Read the listing and extract each line that includes the word "type".

-- START --

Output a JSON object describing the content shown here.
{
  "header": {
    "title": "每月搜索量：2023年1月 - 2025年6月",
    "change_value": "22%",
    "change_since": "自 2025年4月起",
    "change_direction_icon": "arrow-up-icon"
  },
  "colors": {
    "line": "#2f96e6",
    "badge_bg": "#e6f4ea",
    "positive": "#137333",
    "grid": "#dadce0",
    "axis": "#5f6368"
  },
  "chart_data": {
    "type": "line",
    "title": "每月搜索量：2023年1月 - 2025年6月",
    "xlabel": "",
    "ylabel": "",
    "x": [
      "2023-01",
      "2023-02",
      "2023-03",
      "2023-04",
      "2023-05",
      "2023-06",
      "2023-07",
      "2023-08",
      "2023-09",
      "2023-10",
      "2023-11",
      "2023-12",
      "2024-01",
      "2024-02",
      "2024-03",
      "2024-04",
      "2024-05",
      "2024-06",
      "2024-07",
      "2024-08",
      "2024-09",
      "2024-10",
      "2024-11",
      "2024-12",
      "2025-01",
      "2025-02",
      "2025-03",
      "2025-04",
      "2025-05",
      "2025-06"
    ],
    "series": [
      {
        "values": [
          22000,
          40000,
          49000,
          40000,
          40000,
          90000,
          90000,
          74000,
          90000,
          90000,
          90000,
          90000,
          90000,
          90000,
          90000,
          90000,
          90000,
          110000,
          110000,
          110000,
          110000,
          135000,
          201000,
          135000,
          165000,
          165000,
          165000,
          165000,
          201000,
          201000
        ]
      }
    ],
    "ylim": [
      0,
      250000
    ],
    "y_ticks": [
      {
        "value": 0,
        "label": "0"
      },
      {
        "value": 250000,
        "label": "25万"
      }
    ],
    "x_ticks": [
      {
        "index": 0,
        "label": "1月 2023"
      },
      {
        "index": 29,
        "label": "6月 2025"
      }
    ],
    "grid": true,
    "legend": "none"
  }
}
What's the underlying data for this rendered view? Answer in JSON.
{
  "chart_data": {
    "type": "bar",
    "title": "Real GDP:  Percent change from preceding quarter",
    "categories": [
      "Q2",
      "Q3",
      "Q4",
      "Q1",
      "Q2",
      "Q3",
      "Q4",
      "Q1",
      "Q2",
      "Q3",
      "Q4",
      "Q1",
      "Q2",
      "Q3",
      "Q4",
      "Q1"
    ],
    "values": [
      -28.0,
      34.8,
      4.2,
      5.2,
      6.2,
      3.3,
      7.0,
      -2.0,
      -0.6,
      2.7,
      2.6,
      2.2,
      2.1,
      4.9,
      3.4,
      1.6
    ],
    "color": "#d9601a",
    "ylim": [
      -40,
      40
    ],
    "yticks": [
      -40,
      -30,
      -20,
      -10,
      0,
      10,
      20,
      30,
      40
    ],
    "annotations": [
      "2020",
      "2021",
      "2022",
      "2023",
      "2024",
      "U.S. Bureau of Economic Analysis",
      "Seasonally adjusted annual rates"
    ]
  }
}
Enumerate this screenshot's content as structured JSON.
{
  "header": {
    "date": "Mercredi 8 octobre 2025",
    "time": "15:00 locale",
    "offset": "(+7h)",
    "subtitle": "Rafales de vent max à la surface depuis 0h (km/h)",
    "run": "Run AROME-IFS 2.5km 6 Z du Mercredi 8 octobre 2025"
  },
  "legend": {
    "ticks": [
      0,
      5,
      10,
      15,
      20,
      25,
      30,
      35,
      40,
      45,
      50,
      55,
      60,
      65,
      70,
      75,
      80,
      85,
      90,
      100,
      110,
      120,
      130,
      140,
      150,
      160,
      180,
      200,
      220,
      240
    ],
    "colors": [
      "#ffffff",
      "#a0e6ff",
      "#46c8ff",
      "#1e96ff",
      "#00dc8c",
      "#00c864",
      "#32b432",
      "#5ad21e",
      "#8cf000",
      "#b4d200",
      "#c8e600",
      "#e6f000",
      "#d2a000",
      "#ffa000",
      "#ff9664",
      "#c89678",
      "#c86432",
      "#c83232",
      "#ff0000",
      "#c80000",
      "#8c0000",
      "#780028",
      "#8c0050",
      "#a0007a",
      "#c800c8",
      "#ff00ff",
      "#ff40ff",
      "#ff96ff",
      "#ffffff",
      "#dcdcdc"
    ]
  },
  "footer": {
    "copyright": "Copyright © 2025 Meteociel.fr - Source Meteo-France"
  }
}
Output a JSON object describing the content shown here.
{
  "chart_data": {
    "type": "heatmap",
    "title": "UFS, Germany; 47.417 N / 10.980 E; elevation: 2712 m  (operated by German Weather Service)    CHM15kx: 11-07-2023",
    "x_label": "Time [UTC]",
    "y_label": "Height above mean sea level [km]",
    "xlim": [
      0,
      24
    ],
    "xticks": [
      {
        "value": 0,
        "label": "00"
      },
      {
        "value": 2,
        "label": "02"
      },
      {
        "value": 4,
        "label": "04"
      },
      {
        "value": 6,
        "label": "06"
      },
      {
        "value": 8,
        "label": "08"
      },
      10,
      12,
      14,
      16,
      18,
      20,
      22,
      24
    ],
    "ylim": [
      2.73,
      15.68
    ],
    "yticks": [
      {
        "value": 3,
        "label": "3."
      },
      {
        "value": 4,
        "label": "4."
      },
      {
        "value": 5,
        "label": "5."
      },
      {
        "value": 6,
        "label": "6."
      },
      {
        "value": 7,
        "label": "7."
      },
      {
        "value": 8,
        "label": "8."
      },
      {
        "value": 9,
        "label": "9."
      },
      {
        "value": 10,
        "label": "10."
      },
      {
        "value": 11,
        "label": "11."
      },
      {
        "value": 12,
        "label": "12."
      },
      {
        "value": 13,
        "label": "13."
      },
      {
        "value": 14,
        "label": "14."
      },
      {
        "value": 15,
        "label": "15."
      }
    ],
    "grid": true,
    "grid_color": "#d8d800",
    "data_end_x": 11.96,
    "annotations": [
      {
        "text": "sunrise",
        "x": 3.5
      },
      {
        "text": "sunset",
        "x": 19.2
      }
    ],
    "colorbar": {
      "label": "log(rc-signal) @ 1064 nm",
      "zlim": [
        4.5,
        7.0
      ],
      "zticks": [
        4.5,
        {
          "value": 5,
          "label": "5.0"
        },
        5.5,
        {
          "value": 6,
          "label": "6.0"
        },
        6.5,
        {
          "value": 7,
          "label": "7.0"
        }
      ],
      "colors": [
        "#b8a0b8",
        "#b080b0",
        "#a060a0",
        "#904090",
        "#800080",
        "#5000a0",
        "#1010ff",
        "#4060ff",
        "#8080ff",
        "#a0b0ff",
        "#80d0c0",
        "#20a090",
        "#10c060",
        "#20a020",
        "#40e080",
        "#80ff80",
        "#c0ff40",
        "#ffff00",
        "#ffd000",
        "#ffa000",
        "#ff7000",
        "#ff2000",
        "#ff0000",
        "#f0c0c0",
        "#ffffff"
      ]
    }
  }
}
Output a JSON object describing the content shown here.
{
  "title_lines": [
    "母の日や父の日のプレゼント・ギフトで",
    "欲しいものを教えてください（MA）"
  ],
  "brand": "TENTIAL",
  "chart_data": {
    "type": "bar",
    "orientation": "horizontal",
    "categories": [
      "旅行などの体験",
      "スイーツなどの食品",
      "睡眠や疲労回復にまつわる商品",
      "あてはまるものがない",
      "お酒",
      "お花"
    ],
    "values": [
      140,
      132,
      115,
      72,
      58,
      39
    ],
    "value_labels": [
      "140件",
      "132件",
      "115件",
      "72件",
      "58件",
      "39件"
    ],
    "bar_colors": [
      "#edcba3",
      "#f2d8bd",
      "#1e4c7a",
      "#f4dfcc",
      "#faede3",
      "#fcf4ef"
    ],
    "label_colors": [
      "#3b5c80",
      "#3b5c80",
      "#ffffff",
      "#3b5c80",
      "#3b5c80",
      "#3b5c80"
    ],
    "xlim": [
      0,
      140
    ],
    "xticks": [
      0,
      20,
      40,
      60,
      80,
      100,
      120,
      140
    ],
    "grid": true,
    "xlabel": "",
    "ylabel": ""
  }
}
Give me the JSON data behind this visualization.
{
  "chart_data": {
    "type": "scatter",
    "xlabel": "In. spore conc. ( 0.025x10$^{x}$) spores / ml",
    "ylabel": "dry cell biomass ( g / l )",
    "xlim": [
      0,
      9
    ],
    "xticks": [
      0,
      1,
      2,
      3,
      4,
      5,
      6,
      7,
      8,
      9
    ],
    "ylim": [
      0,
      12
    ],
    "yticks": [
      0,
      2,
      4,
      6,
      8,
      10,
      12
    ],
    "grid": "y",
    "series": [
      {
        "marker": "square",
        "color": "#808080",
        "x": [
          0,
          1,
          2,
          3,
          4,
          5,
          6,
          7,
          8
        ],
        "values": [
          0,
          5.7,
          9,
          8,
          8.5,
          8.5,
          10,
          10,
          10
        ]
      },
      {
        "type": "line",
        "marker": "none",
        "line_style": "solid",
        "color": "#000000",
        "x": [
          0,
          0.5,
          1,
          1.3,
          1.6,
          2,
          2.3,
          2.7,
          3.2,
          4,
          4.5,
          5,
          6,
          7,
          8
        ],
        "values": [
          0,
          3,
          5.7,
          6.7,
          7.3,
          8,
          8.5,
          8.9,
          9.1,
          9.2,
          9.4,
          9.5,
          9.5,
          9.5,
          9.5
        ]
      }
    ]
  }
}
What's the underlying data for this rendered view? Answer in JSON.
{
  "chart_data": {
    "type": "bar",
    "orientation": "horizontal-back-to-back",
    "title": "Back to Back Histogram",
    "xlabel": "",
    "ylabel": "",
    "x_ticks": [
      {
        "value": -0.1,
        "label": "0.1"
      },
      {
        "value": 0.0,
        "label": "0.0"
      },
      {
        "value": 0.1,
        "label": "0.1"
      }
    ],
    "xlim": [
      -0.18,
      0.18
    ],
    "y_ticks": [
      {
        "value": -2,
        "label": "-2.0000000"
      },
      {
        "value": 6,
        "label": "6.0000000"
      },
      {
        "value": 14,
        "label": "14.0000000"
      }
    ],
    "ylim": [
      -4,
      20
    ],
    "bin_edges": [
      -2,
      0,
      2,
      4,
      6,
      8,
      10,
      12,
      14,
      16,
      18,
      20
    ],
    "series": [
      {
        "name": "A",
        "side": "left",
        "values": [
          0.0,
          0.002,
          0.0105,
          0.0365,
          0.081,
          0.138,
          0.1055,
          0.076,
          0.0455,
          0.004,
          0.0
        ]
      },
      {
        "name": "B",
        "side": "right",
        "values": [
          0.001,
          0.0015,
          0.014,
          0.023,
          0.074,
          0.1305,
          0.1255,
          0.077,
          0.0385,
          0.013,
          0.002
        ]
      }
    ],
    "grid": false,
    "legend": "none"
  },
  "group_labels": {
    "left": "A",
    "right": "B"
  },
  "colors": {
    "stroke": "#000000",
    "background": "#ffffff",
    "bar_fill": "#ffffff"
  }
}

-- END --

- **TASK RESULT**
    "type": "line",
    "type": "bar",
    "type": "heatmap",
    "type": "bar",
    "type": "scatter",
        "type": "line",
    "type": "bar",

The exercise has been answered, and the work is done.